- _Work to complete_
Copy out all of the data below with no alterations.

------ Available records

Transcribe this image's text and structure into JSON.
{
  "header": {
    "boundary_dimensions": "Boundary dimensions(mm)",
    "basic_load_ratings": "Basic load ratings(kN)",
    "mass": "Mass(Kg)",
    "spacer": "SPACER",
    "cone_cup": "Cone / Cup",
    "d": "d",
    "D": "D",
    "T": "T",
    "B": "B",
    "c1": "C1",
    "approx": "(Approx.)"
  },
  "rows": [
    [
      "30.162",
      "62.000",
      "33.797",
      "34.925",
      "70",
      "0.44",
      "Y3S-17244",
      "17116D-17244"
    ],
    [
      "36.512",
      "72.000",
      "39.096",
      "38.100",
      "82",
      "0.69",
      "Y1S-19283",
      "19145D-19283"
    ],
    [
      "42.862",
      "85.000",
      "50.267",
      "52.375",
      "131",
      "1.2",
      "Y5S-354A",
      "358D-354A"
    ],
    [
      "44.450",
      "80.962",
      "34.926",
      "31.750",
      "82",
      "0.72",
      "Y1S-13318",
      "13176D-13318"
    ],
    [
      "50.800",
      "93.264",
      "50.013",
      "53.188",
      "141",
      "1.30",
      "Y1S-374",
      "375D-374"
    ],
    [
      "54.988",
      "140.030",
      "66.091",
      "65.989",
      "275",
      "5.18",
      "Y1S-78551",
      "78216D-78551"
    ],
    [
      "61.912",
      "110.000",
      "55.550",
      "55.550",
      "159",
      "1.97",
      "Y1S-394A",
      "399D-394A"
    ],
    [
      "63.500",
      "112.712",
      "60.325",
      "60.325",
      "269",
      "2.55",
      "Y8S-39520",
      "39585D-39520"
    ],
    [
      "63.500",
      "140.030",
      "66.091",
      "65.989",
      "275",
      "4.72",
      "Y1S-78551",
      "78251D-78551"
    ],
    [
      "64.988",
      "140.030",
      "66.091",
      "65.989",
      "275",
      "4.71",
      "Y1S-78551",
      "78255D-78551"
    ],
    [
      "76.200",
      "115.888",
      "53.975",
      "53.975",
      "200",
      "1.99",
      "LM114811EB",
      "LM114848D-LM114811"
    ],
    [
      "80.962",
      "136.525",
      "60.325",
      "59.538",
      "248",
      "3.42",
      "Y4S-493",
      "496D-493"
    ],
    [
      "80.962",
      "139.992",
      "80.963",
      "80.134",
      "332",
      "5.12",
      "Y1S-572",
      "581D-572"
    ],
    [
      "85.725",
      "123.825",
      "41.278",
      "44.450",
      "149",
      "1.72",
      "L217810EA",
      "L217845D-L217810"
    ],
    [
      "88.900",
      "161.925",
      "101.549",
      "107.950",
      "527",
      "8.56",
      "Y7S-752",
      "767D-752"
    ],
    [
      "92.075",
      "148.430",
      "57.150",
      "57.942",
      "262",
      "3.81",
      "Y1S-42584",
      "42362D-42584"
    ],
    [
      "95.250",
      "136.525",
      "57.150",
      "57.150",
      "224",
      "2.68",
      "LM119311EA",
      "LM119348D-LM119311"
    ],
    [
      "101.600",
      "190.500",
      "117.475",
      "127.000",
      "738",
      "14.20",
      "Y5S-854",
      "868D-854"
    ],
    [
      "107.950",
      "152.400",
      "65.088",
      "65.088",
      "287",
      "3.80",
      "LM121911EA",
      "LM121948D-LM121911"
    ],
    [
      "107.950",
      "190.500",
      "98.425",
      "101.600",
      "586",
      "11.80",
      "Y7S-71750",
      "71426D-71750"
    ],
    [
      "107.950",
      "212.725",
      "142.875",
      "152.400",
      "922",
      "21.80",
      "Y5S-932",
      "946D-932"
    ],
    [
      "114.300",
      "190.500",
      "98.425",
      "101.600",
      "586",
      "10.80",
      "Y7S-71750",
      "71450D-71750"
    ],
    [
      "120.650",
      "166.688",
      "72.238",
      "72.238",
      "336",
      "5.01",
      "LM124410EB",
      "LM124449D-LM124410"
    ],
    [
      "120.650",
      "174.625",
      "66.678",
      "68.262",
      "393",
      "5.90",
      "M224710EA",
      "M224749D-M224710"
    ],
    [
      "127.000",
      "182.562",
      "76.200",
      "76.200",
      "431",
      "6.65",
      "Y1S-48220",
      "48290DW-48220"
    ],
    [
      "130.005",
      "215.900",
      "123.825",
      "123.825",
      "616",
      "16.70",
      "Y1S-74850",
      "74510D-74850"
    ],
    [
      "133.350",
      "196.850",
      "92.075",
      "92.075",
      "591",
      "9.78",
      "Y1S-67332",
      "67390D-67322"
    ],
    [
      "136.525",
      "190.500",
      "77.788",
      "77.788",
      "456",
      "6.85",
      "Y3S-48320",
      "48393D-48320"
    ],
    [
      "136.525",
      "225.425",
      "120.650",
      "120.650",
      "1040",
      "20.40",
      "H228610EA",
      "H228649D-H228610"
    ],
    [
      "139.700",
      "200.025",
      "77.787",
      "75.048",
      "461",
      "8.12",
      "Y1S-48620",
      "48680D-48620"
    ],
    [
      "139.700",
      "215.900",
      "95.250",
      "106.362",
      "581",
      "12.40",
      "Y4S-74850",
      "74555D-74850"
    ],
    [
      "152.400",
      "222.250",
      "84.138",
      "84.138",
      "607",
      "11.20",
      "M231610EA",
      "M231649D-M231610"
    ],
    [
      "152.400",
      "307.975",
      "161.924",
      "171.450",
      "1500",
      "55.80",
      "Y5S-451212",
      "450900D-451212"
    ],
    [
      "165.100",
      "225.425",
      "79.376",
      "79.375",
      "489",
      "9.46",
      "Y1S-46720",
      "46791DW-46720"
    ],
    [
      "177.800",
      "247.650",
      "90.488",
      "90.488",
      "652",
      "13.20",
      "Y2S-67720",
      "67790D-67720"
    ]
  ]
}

------------

- _Reply_
Transcribe this image's text and structure into JSON.
{
  "header": {
    "boundary_dimensions": "Boundary dimensions(mm)",
    "basic_load_ratings": "Basic load ratings(kN)",
    "mass": "Mass(Kg)",
    "spacer": "SPACER",
    "cone_cup": "Cone / Cup",
    "d": "d",
    "D": "D",
    "T": "T",
    "B": "B",
    "c1": "C1",
    "approx": "(Approx.)"
  },
  "rows": [
    [
      "30.162",
      "62.000",
      "33.797",
      "34.925",
      "70",
      "0.44",
      "Y3S-17244",
      "17116D-17244"
    ],
    [
      "36.512",
      "72.000",
      "39.096",
      "38.100",
      "82",
      "0.69",
      "Y1S-19283",
      "19145D-19283"
    ],
    [
      "42.862",
      "85.000",
      "50.267",
      "52.375",
      "131",
      "1.2",
      "Y5S-354A",
      "358D-354A"
    ],
    [
      "44.450",
      "80.962",
      "34.926",
      "31.750",
      "82",
      "0.72",
      "Y1S-13318",
      "13176D-13318"
    ],
    [
      "50.800",
      "93.264",
      "50.013",
      "53.188",
      "141",
      "1.30",
      "Y1S-374",
      "375D-374"
    ],
    [
      "54.988",
      "140.030",
      "66.091",
      "65.989",
      "275",
      "5.18",
      "Y1S-78551",
      "78216D-78551"
    ],
    [
      "61.912",
      "110.000",
      "55.550",
      "55.550",
      "159",
      "1.97",
      "Y1S-394A",
      "399D-394A"
    ],
    [
      "63.500",
      "112.712",
      "60.325",
      "60.325",
      "269",
      "2.55",
      "Y8S-39520",
      "39585D-39520"
    ],
    [
      "63.500",
      "140.030",
      "66.091",
      "65.989",
      "275",
      "4.72",
      "Y1S-78551",
      "78251D-78551"
    ],
    [
      "64.988",
      "140.030",
      "66.091",
      "65.989",
      "275",
      "4.71",
      "Y1S-78551",
      "78255D-78551"
    ],
    [
      "76.200",
      "115.888",
      "53.975",
      "53.975",
      "200",
      "1.99",
      "LM114811EB",
      "LM114848D-LM114811"
    ],
    [
      "80.962",
      "136.525",
      "60.325",
      "59.538",
      "248",
      "3.42",
      "Y4S-493",
      "496D-493"
    ],
    [
      "80.962",
      "139.992",
      "80.963",
      "80.134",
      "332",
      "5.12",
      "Y1S-572",
      "581D-572"
    ],
    [
      "85.725",
      "123.825",
      "41.278",
      "44.450",
      "149",
      "1.72",
      "L217810EA",
      "L217845D-L217810"
    ],
    [
      "88.900",
      "161.925",
      "101.549",
      "107.950",
      "527",
      "8.56",
      "Y7S-752",
      "767D-752"
    ],
    [
      "92.075",
      "148.430",
      "57.150",
      "57.942",
      "262",
      "3.81",
      "Y1S-42584",
      "42362D-42584"
    ],
    [
      "95.250",
      "136.525",
      "57.150",
      "57.150",
      "224",
      "2.68",
      "LM119311EA",
      "LM119348D-LM119311"
    ],
    [
      "101.600",
      "190.500",
      "117.475",
      "127.000",
      "738",
      "14.20",
      "Y5S-854",
      "868D-854"
    ],
    [
      "107.950",
      "152.400",
      "65.088",
      "65.088",
      "287",
      "3.80",
      "LM121911EA",
      "LM121948D-LM121911"
    ],
    [
      "107.950",
      "190.500",
      "98.425",
      "101.600",
      "586",
      "11.80",
      "Y7S-71750",
      "71426D-71750"
    ],
    [
      "107.950",
      "212.725",
      "142.875",
      "152.400",
      "922",
      "21.80",
      "Y5S-932",
      "946D-932"
    ],
    [
      "114.300",
      "190.500",
      "98.425",
      "101.600",
      "586",
      "10.80",
      "Y7S-71750",
      "71450D-71750"
    ],
    [
      "120.650",
      "166.688",
      "72.238",
      "72.238",
      "336",
      "5.01",
      "LM124410EB",
      "LM124449D-LM124410"
    ],
    [
      "120.650",
      "174.625",
      "66.678",
      "68.262",
      "393",
      "5.90",
      "M224710EA",
      "M224749D-M224710"
    ],
    [
      "127.000",
      "182.562",
      "76.200",
      "76.200",
      "431",
      "6.65",
      "Y1S-48220",
      "48290DW-48220"
    ],
    [
      "130.005",
      "215.900",
      "123.825",
      "123.825",
      "616",
      "16.70",
      "Y1S-74850",
      "74510D-74850"
    ],
    [
      "133.350",
      "196.850",
      "92.075",
      "92.075",
      "591",
      "9.78",
      "Y1S-67332",
      "67390D-67322"
    ],
    [
      "136.525",
      "190.500",
      "77.788",
      "77.788",
      "456",
      "6.85",
      "Y3S-48320",
      "48393D-48320"
    ],
    [
      "136.525",
      "225.425",
      "120.650",
      "120.650",
      "1040",
      "20.40",
      "H228610EA",
      "H228649D-H228610"
    ],
    [
      "139.700",
      "200.025",
      "77.787",
      "75.048",
      "461",
      "8.12",
      "Y1S-48620",
      "48680D-48620"
    ],
    [
      "139.700",
      "215.900",
      "95.250",
      "106.362",
      "581",
      "12.40",
      "Y4S-74850",
      "74555D-74850"
    ],
    [
      "152.400",
      "222.250",
      "84.138",
      "84.138",
      "607",
      "11.20",
      "M231610EA",
      "M231649D-M231610"
    ],
    [
      "152.400",
      "307.975",
      "161.924",
      "171.450",
      "1500",
      "55.80",
      "Y5S-451212",
      "450900D-451212"
    ],
    [
      "165.100",
      "225.425",
      "79.376",
      "79.375",
      "489",
      "9.46",
      "Y1S-46720",
      "46791DW-46720"
    ],
    [
      "177.800",
      "247.650",
      "90.488",
      "90.488",
      "652",
      "13.20",
      "Y2S-67720",
      "67790D-67720"
    ]
  ]
}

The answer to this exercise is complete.